= Air officer =

Officer rank in air forces of Commonwealth countries

An RAF air officer's shoulder board

An air officer is an air force officer of the rank of air commodore or higher. Such officers may be termed "officers of air rank". While the term originated in the Royal Air Force, air officers are also to be found in many Commonwealth nations who have a similar rank structure to the RAF.

Air officers holding command appointments receive the title Air Officer Commanding (AOC), whereas air officers holding commander-in-chief positions are titled as Air Officer Commanding-in-Chief (AOC-in-C).

==British usage==
In the British Armed Forces, where the term originated, an air officer is equivalent in concept to flag officer and general officer in the Royal Navy and Army respectively. Specifically, while the Army uses General Officer Commanding (GOC), the Air Force uses Air Officer Commanding (AOC) to designate the senior officer in a formation.

Note, however, that in the British Armed Forces, while an air commodore is an air officer, their Royal Navy equivalent (commodore) is not considered a flag officer, nor is the British Army or Royal Marines equivalent (brigadier) considered a general officer. In 1919 when the RAF introduced its own air officer ranks, the preceding RAF and equivalent army rank was brigadier-general, which was a general officer rank until its abolition in 1922. In some other countries — most notably the armed forces of the United States — Army, Air Force and Marine Corps one-star officers are considered to be general officers, and one-star officers of the Navy and Coast Guard are considered to be flag officers.

There are multiple air officer command appointments. Additionally the RAF maintains two home country air officer appointments. These are Air Officer Scotland and the Air Officer for Wales.

════════

Challenges
- a) Say whether each statement agrees with the air officer text, answering yes or no and quoting the words of the text that decide it: (i) the term "air officer" originated in the Royal Air Force; (ii) in the British Armed Forces, a Royal Navy commodore is considered a flag officer; (iii) brigadier-general remained a general officer rank until 1922.
- b) Write out the air officer text from "Note, however, that" to "be flag officers.", copying it word for word.

Supplied material
════════

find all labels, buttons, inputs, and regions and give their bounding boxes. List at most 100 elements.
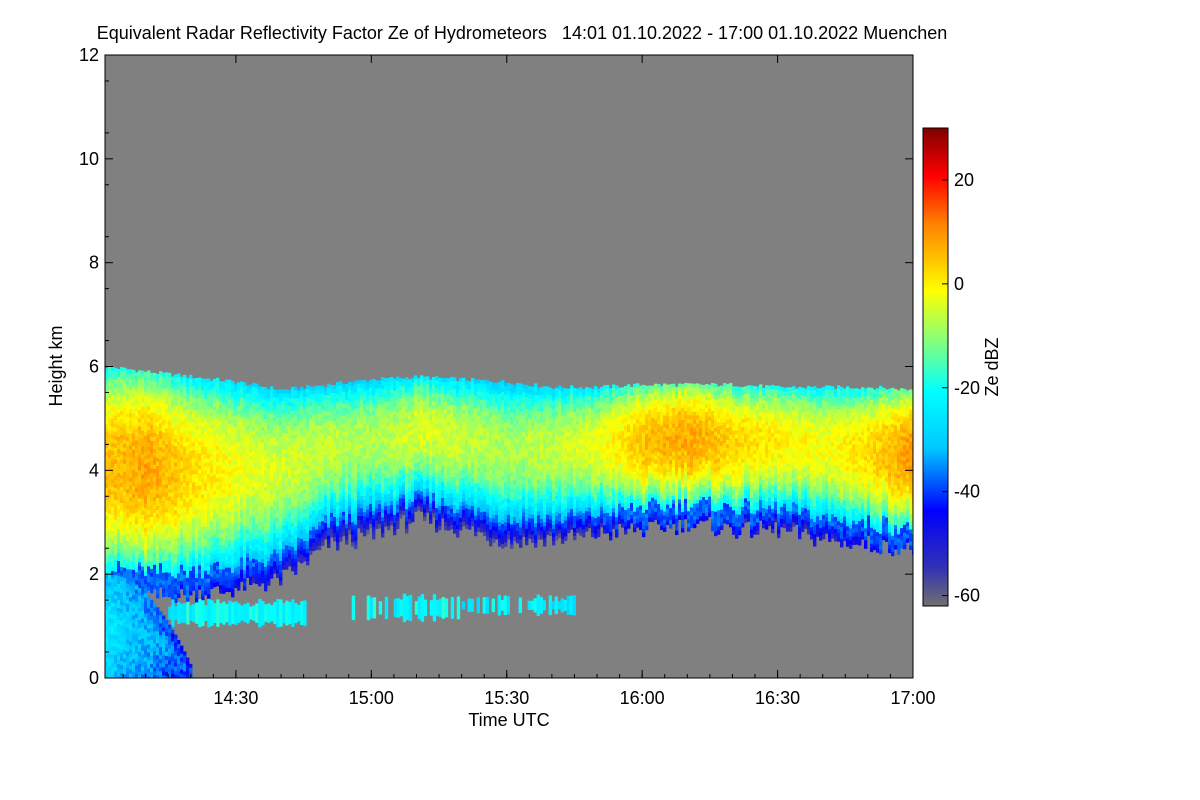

════════

Answers for the tasks
- a)
(i) Yes: "While the term originated in the Royal Air Force"
(ii) No: "their Royal Navy equivalent (commodore) is not considered a flag officer"
(iii) Yes: "which was a general officer rank until its abolition in 1922"

- b)
Note, however, that in the British Armed Forces, while an air commodore is an air officer, their Royal Navy equivalent (commodore) is not considered a flag officer, nor is the British Army or Royal Marines equivalent (brigadier) considered a general officer. In 1919 when the RAF introduced its own air officer ranks, the preceding RAF and equivalent army rank was brigadier-general, which was a general officer rank until its abolition in 1922. In some other countries — most notably the armed forces of the United States — Army, Air Force and Marine Corps one-star officers are considered to be general officers, and one-star officers of the Navy and Coast Guard are considered to be flag officers.